◆ TASK BRIEF:
Using the forum thread on DHCP and MAC addresses below, answer these:
(a) Which line does the opening reply say to remove?
(b) According to volatilevoid, where does your IP appear when you run ifconfig?
(c) What is HDCP short for, as stated in the thread?

◆ EXCERPT TO READ:
— Begin —

Not at all. That's a MAC address not an IP address, and it's stored inside the adapter not assigned from the outside.



			
				paldepind said:
			
		

> When I pinged Google's IP I got this:
> 
> 
> 
> ...


Remove the defaultroute line. Your ISP should hopefully get you one.
When you fix the "HDCP" typo, don't forget to reboot.


----------



## volatilevoid (Mar 24, 2010)

*Ethernet address* is your MAC address, not your IP. When running `# ifconfig`, your IP will be the value next to *inet*.

Can I increase the quality of YouTube videos when using HDCP instead of DHCP?


----------



## graudeejs (Mar 24, 2010)

set it to DHCP and reboot, see if that works, then change it to HDCP, it's first time I hear about HDCP, maybe it's some linux stuff?


----------



## ckester (Mar 24, 2010)

paldepind said:
			
		

> I found this in my /var/log/messages file:
> 
> 
> 
> ...



Nope.  That's the MAC address for your NIC, not an IP address from DHCP.

Assuming the HDCP typo killasmurf caught was a transciption error and not actually in your rc.conf, the thing you need to focus on now is your defaultroute.   What's the topology of your network?  If this is a home network, are you using a cable modem or firewall/router?

_I type too slow!  Someone already explained the MAC address. _


----------



## volatilevoid (Mar 24, 2010)

killasmurf86 said:
			
		

> set it to DHCP and reboot, see if that works, then change it to HDCP, it's first time I hear about HDCP, maybe it's some linux stuff?



HDCP is short for High-bandwidth Digital Content Protection.


----------



## Beastie (Mar 24, 2010)

killasmurf86 said:
			
		

> change it to HDCP, it's first time I hear about HDCP, maybe it's some linux stuff?


High-bandwidth Digital Content Protection is "quite" different from the Dynamic Host Configuration Protocol.


----------



## ckester (Mar 24, 2010)

volatilevoid said:
			
		

> HDCP is short for High-bandwidth Digital Content Protection.



No wonder it doesn't work!

We want IP = internet protocol, not IP = intellectual property.


----------



## graudeejs (Mar 24, 2010)

So when Will you do what I said?


----------



## graudeejs (Mar 24, 2010)

huuh, already mixed volatilevoid with paldepind :r


----------



## paldepind (Mar 24, 2010)

— End —

◆ DATA ROWS:
— Begin —

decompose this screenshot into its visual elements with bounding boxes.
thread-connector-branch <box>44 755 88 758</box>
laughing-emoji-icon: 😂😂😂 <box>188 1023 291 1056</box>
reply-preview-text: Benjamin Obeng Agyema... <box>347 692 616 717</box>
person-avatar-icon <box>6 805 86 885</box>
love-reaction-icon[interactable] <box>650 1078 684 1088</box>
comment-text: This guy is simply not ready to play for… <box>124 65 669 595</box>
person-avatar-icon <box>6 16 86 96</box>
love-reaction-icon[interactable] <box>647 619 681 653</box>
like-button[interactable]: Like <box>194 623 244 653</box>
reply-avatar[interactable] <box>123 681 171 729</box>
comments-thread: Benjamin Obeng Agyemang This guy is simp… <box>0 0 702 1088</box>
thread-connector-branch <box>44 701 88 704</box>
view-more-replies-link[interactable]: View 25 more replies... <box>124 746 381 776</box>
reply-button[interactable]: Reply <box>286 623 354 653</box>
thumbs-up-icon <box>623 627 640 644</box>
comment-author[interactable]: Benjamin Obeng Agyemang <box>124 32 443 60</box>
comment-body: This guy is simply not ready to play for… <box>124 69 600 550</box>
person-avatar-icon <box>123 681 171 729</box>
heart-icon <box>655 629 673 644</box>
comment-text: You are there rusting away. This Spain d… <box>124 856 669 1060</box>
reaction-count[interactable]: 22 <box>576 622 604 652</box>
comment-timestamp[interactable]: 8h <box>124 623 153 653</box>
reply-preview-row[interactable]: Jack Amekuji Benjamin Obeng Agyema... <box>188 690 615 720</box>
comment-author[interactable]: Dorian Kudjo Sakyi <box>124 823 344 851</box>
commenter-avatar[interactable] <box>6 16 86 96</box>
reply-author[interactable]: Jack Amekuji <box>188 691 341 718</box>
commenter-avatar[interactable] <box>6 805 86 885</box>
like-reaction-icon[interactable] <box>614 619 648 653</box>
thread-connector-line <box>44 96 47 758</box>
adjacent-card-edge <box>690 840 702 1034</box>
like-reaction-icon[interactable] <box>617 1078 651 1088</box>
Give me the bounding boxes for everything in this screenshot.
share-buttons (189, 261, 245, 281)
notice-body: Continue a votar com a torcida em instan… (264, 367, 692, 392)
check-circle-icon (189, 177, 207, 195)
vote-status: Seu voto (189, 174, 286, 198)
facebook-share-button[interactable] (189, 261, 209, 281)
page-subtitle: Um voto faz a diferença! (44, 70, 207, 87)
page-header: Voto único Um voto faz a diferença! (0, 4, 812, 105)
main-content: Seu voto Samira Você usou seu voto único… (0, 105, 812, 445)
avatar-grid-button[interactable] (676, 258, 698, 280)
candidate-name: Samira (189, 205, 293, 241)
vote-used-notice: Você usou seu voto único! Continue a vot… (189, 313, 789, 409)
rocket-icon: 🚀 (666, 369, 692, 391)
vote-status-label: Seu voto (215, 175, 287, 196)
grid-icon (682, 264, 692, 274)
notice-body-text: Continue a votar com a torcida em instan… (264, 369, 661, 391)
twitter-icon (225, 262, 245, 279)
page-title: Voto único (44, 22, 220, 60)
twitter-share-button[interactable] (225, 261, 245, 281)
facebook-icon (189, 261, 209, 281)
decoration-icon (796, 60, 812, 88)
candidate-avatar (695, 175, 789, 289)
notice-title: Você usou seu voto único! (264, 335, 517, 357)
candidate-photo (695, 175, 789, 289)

— End —

◆ RESPONSE:
(a) The defaultroute line.
(b) It is the value next to inet.
(c) High-bandwidth Digital Content Protection.